ENTRIES start

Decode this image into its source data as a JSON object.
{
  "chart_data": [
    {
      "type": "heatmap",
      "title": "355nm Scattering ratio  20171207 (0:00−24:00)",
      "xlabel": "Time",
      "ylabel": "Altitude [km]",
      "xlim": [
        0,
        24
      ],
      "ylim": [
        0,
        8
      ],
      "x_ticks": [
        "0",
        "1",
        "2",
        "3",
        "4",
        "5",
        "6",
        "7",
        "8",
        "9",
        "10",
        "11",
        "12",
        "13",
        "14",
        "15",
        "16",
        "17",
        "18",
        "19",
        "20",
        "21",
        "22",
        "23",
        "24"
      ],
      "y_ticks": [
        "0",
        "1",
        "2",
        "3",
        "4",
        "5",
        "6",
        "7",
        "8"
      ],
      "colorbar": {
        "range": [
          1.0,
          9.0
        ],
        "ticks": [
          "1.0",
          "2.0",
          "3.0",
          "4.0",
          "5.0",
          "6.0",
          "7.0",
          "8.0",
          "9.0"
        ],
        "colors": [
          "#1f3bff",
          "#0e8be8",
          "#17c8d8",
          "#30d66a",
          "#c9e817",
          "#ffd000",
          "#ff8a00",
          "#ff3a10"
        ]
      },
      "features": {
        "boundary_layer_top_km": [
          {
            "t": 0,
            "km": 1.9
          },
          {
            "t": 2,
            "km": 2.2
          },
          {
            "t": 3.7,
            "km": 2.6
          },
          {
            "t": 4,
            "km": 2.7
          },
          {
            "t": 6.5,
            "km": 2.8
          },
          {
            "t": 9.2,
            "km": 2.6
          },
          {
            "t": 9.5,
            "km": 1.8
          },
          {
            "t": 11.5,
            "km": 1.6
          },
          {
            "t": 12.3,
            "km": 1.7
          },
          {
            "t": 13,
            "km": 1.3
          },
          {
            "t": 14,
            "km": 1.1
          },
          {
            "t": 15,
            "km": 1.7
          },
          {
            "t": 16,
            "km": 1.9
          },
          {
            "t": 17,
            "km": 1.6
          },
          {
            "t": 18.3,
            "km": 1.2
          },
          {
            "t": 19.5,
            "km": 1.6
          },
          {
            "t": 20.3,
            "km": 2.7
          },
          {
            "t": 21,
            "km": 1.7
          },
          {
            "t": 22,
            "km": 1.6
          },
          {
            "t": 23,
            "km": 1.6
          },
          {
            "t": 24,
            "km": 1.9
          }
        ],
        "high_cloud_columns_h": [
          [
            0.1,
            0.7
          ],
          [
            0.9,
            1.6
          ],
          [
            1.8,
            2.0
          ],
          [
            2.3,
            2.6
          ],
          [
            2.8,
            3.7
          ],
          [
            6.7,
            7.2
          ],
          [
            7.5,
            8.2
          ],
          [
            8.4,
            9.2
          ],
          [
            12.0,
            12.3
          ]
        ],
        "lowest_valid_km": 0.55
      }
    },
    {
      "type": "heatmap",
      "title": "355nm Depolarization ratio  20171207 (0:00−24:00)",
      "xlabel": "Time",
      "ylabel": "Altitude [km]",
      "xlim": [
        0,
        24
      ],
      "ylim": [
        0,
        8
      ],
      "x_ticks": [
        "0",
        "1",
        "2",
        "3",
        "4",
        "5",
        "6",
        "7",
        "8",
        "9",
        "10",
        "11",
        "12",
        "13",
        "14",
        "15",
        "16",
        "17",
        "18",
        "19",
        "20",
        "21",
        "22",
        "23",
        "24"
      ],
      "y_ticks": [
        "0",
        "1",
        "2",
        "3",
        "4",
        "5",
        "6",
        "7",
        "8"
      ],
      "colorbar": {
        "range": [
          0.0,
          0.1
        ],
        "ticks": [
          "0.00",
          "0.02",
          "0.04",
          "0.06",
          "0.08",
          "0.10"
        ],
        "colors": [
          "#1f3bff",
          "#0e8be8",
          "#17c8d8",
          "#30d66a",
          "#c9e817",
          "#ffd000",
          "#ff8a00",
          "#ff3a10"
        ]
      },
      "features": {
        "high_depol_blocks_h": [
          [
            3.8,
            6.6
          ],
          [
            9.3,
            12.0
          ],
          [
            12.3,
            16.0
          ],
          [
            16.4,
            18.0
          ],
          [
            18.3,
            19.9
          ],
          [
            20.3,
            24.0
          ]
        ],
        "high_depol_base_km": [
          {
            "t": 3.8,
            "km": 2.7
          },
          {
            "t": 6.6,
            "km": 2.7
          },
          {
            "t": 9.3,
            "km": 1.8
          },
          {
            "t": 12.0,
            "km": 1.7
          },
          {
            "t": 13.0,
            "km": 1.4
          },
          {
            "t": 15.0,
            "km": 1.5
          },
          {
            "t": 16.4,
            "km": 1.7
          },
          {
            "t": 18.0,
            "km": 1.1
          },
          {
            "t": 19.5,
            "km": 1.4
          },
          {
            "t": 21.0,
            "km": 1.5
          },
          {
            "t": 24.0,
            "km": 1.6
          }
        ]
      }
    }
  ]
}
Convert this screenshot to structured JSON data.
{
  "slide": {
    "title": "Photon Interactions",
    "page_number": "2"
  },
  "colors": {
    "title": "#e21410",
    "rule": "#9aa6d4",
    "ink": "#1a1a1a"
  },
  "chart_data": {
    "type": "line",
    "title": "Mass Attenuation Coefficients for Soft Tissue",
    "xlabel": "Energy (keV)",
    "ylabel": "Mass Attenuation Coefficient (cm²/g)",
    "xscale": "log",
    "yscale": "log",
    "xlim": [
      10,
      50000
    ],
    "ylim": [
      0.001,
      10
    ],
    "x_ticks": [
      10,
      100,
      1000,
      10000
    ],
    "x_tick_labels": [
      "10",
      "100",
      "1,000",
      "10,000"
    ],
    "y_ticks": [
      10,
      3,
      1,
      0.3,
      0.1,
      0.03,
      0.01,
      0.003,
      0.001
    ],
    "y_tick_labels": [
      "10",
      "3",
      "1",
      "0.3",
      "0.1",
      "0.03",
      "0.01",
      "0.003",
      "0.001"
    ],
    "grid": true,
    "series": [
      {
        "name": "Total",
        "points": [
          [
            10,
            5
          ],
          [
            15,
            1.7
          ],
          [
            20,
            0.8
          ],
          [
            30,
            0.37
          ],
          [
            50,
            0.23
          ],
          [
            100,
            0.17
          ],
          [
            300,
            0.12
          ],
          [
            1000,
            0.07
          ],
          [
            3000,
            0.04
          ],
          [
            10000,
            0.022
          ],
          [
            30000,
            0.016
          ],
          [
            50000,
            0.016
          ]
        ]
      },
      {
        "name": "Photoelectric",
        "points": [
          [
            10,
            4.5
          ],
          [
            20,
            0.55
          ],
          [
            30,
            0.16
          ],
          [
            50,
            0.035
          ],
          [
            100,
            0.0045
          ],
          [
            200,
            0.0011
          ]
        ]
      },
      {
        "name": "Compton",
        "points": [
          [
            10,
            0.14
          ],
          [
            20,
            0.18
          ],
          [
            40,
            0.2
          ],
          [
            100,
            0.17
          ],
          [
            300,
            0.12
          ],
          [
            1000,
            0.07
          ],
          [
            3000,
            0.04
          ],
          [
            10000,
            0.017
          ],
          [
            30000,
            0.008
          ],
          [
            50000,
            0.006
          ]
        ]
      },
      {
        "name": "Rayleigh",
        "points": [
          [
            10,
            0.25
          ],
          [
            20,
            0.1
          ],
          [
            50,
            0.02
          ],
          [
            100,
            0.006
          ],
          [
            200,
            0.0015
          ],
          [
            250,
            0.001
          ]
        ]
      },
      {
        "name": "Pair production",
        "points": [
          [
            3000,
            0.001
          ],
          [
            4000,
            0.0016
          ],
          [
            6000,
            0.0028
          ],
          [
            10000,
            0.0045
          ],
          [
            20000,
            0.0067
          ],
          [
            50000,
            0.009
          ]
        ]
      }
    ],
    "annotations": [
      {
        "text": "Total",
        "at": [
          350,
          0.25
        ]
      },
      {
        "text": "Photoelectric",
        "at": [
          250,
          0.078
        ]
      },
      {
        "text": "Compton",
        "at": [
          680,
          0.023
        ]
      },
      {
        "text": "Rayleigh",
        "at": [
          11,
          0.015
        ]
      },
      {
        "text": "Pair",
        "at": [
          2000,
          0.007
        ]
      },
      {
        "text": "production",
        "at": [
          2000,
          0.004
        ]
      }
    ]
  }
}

ENTRIES end

WHAT IS BEING ASKED ▸ Which lines include the word "text"? Copy every one of them.

OUTPUT OF THE EXERCISE ▸
        "text": "Total",
        "text": "Photoelectric",
        "text": "Compton",
        "text": "Rayleigh",
        "text": "Pair",
        "text": "production",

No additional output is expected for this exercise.